** Begin Exercise data **

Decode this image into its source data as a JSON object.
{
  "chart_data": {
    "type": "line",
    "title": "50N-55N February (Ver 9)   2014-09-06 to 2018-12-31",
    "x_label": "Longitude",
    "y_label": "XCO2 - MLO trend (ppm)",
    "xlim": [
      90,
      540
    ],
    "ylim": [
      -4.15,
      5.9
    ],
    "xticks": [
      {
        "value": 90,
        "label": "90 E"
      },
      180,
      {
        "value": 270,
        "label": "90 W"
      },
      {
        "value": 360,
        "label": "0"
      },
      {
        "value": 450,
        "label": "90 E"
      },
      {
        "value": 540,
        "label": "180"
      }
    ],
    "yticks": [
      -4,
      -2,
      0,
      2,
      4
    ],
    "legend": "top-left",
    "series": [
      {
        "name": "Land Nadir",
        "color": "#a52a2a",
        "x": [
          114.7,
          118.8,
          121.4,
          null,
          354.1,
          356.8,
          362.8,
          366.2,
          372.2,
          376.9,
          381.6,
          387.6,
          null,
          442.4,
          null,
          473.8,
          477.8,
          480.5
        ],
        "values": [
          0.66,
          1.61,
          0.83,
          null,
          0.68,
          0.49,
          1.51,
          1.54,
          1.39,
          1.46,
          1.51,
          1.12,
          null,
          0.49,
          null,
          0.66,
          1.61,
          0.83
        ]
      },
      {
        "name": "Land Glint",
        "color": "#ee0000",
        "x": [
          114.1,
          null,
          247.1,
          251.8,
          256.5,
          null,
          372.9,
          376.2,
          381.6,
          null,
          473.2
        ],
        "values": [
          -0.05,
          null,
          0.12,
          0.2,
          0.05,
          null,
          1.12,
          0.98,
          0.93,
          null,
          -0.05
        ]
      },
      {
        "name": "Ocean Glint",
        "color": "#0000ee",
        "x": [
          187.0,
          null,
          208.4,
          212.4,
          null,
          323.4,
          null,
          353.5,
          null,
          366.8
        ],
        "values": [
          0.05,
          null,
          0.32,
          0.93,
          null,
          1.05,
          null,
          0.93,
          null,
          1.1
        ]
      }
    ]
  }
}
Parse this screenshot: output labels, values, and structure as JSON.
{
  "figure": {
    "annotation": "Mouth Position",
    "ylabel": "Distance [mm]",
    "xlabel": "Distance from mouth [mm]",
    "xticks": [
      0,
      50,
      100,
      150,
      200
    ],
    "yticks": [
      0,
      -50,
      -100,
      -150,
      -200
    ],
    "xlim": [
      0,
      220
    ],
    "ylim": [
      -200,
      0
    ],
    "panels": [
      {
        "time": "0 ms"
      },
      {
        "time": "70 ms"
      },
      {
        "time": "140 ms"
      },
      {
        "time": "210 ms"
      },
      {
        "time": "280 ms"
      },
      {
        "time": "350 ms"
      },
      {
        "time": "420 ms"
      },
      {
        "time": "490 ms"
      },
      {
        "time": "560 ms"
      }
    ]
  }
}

** End Exercise data **

Directions: Could you quote the material above in full, exactly as it stands?

Output:
Decode this image into its source data as a JSON object.
{
  "chart_data": {
    "type": "line",
    "title": "50N-55N February (Ver 9)   2014-09-06 to 2018-12-31",
    "x_label": "Longitude",
    "y_label": "XCO2 - MLO trend (ppm)",
    "xlim": [
      90,
      540
    ],
    "ylim": [
      -4.15,
      5.9
    ],
    "xticks": [
      {
        "value": 90,
        "label": "90 E"
      },
      180,
      {
        "value": 270,
        "label": "90 W"
      },
      {
        "value": 360,
        "label": "0"
      },
      {
        "value": 450,
        "label": "90 E"
      },
      {
        "value": 540,
        "label": "180"
      }
    ],
    "yticks": [
      -4,
      -2,
      0,
      2,
      4
    ],
    "legend": "top-left",
    "series": [
      {
        "name": "Land Nadir",
        "color": "#a52a2a",
        "x": [
          114.7,
          118.8,
          121.4,
          null,
          354.1,
          356.8,
          362.8,
          366.2,
          372.2,
          376.9,
          381.6,
          387.6,
          null,
          442.4,
          null,
          473.8,
          477.8,
          480.5
        ],
        "values": [
          0.66,
          1.61,
          0.83,
          null,
          0.68,
          0.49,
          1.51,
          1.54,
          1.39,
          1.46,
          1.51,
          1.12,
          null,
          0.49,
          null,
          0.66,
          1.61,
          0.83
        ]
      },
      {
        "name": "Land Glint",
        "color": "#ee0000",
        "x": [
          114.1,
          null,
          247.1,
          251.8,
          256.5,
          null,
          372.9,
          376.2,
          381.6,
          null,
          473.2
        ],
        "values": [
          -0.05,
          null,
          0.12,
          0.2,
          0.05,
          null,
          1.12,
          0.98,
          0.93,
          null,
          -0.05
        ]
      },
      {
        "name": "Ocean Glint",
        "color": "#0000ee",
        "x": [
          187.0,
          null,
          208.4,
          212.4,
          null,
          323.4,
          null,
          353.5,
          null,
          366.8
        ],
        "values": [
          0.05,
          null,
          0.32,
          0.93,
          null,
          1.05,
          null,
          0.93,
          null,
          1.1
        ]
      }
    ]
  }
}
Parse this screenshot: output labels, values, and structure as JSON.
{
  "figure": {
    "annotation": "Mouth Position",
    "ylabel": "Distance [mm]",
    "xlabel": "Distance from mouth [mm]",
    "xticks": [
      0,
      50,
      100,
      150,
      200
    ],
    "yticks": [
      0,
      -50,
      -100,
      -150,
      -200
    ],
    "xlim": [
      0,
      220
    ],
    "ylim": [
      -200,
      0
    ],
    "panels": [
      {
        "time": "0 ms"
      },
      {
        "time": "70 ms"
      },
      {
        "time": "140 ms"
      },
      {
        "time": "210 ms"
      },
      {
        "time": "280 ms"
      },
      {
        "time": "350 ms"
      },
      {
        "time": "420 ms"
      },
      {
        "time": "490 ms"
      },
      {
        "time": "560 ms"
      }
    ]
  }
}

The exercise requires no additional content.